What you are asked to do :: The records that follow must be repeated verbatim, every one of them.

++++++++++++++++++++

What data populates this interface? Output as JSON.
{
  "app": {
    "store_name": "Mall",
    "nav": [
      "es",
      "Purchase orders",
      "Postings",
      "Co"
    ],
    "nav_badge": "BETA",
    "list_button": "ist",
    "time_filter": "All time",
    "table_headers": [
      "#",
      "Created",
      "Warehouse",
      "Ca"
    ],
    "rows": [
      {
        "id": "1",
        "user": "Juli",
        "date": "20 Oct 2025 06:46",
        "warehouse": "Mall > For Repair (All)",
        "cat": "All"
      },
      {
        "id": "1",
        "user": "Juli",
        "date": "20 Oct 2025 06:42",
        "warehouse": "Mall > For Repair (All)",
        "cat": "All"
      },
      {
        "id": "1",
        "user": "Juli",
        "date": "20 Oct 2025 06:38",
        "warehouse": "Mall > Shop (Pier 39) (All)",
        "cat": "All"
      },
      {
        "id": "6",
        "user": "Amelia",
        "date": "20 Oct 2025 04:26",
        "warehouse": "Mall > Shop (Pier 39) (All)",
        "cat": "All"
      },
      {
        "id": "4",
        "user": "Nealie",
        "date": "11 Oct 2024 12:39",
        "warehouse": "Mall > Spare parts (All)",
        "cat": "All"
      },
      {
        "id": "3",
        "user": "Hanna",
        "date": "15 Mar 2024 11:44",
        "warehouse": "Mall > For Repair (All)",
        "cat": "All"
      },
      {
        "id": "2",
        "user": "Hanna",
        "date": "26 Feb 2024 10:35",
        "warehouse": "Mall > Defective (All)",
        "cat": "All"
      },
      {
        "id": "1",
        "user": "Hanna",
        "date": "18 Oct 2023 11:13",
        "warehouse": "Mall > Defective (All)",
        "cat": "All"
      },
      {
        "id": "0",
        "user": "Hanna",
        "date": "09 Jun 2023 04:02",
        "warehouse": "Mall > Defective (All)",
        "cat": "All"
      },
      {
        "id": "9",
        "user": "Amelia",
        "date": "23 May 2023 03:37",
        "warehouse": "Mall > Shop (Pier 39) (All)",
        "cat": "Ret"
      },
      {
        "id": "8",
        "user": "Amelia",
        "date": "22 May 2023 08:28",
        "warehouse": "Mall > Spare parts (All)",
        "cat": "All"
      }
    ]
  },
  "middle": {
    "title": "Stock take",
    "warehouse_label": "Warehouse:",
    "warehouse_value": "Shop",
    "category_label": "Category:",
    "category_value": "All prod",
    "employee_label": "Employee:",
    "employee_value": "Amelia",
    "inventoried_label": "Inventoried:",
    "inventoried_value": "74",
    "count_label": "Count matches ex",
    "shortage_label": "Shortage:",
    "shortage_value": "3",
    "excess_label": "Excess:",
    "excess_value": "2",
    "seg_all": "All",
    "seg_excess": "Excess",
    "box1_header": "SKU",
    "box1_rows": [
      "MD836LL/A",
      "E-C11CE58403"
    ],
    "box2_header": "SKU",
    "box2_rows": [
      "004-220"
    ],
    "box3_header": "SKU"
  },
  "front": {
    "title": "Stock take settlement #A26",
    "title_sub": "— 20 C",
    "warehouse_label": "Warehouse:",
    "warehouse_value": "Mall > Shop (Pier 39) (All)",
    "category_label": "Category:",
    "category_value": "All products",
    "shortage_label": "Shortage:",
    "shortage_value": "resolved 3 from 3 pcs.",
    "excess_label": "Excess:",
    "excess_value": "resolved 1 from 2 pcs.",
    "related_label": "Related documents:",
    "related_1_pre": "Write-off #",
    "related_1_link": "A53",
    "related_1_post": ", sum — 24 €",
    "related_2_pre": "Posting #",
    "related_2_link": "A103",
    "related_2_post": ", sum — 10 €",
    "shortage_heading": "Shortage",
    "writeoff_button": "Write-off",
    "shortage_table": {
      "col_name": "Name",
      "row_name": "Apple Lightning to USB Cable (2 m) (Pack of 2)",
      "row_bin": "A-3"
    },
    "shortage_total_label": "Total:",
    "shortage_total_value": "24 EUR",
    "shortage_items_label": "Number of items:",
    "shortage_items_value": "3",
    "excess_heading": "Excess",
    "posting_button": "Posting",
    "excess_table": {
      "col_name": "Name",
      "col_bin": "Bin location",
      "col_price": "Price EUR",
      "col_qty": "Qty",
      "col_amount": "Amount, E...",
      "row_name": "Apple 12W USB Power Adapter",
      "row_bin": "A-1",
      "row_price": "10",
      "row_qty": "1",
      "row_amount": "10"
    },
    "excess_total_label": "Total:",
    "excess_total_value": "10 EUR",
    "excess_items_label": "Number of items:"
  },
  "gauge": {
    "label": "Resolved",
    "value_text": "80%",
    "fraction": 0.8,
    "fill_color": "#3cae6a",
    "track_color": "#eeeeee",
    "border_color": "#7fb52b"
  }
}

++++++++++++++++++++

Task response ::
What data populates this interface? Output as JSON.
{
  "app": {
    "store_name": "Mall",
    "nav": [
      "es",
      "Purchase orders",
      "Postings",
      "Co"
    ],
    "nav_badge": "BETA",
    "list_button": "ist",
    "time_filter": "All time",
    "table_headers": [
      "#",
      "Created",
      "Warehouse",
      "Ca"
    ],
    "rows": [
      {
        "id": "1",
        "user": "Juli",
        "date": "20 Oct 2025 06:46",
        "warehouse": "Mall > For Repair (All)",
        "cat": "All"
      },
      {
        "id": "1",
        "user": "Juli",
        "date": "20 Oct 2025 06:42",
        "warehouse": "Mall > For Repair (All)",
        "cat": "All"
      },
      {
        "id": "1",
        "user": "Juli",
        "date": "20 Oct 2025 06:38",
        "warehouse": "Mall > Shop (Pier 39) (All)",
        "cat": "All"
      },
      {
        "id": "6",
        "user": "Amelia",
        "date": "20 Oct 2025 04:26",
        "warehouse": "Mall > Shop (Pier 39) (All)",
        "cat": "All"
      },
      {
        "id": "4",
        "user": "Nealie",
        "date": "11 Oct 2024 12:39",
        "warehouse": "Mall > Spare parts (All)",
        "cat": "All"
      },
      {
        "id": "3",
        "user": "Hanna",
        "date": "15 Mar 2024 11:44",
        "warehouse": "Mall > For Repair (All)",
        "cat": "All"
      },
      {
        "id": "2",
        "user": "Hanna",
        "date": "26 Feb 2024 10:35",
        "warehouse": "Mall > Defective (All)",
        "cat": "All"
      },
      {
        "id": "1",
        "user": "Hanna",
        "date": "18 Oct 2023 11:13",
        "warehouse": "Mall > Defective (All)",
        "cat": "All"
      },
      {
        "id": "0",
        "user": "Hanna",
        "date": "09 Jun 2023 04:02",
        "warehouse": "Mall > Defective (All)",
        "cat": "All"
      },
      {
        "id": "9",
        "user": "Amelia",
        "date": "23 May 2023 03:37",
        "warehouse": "Mall > Shop (Pier 39) (All)",
        "cat": "Ret"
      },
      {
        "id": "8",
        "user": "Amelia",
        "date": "22 May 2023 08:28",
        "warehouse": "Mall > Spare parts (All)",
        "cat": "All"
      }
    ]
  },
  "middle": {
    "title": "Stock take",
    "warehouse_label": "Warehouse:",
    "warehouse_value": "Shop",
    "category_label": "Category:",
    "category_value": "All prod",
    "employee_label": "Employee:",
    "employee_value": "Amelia",
    "inventoried_label": "Inventoried:",
    "inventoried_value": "74",
    "count_label": "Count matches ex",
    "shortage_label": "Shortage:",
    "shortage_value": "3",
    "excess_label": "Excess:",
    "excess_value": "2",
    "seg_all": "All",
    "seg_excess": "Excess",
    "box1_header": "SKU",
    "box1_rows": [
      "MD836LL/A",
      "E-C11CE58403"
    ],
    "box2_header": "SKU",
    "box2_rows": [
      "004-220"
    ],
    "box3_header": "SKU"
  },
  "front": {
    "title": "Stock take settlement #A26",
    "title_sub": "— 20 C",
    "warehouse_label": "Warehouse:",
    "warehouse_value": "Mall > Shop (Pier 39) (All)",
    "category_label": "Category:",
    "category_value": "All products",
    "shortage_label": "Shortage:",
    "shortage_value": "resolved 3 from 3 pcs.",
    "excess_label": "Excess:",
    "excess_value": "resolved 1 from 2 pcs.",
    "related_label": "Related documents:",
    "related_1_pre": "Write-off #",
    "related_1_link": "A53",
    "related_1_post": ", sum — 24 €",
    "related_2_pre": "Posting #",
    "related_2_link": "A103",
    "related_2_post": ", sum — 10 €",
    "shortage_heading": "Shortage",
    "writeoff_button": "Write-off",
    "shortage_table": {
      "col_name": "Name",
      "row_name": "Apple Lightning to USB Cable (2 m) (Pack of 2)",
      "row_bin": "A-3"
    },
    "shortage_total_label": "Total:",
    "shortage_total_value": "24 EUR",
    "shortage_items_label": "Number of items:",
    "shortage_items_value": "3",
    "excess_heading": "Excess",
    "posting_button": "Posting",
    "excess_table": {
      "col_name": "Name",
      "col_bin": "Bin location",
      "col_price": "Price EUR",
      "col_qty": "Qty",
      "col_amount": "Amount, E...",
      "row_name": "Apple 12W USB Power Adapter",
      "row_bin": "A-1",
      "row_price": "10",
      "row_qty": "1",
      "row_amount": "10"
    },
    "excess_total_label": "Total:",
    "excess_total_value": "10 EUR",
    "excess_items_label": "Number of items:"
  },
  "gauge": {
    "label": "Resolved",
    "value_text": "80%",
    "fraction": 0.8,
    "fill_color": "#3cae6a",
    "track_color": "#eeeeee",
    "border_color": "#7fb52b"
  }
}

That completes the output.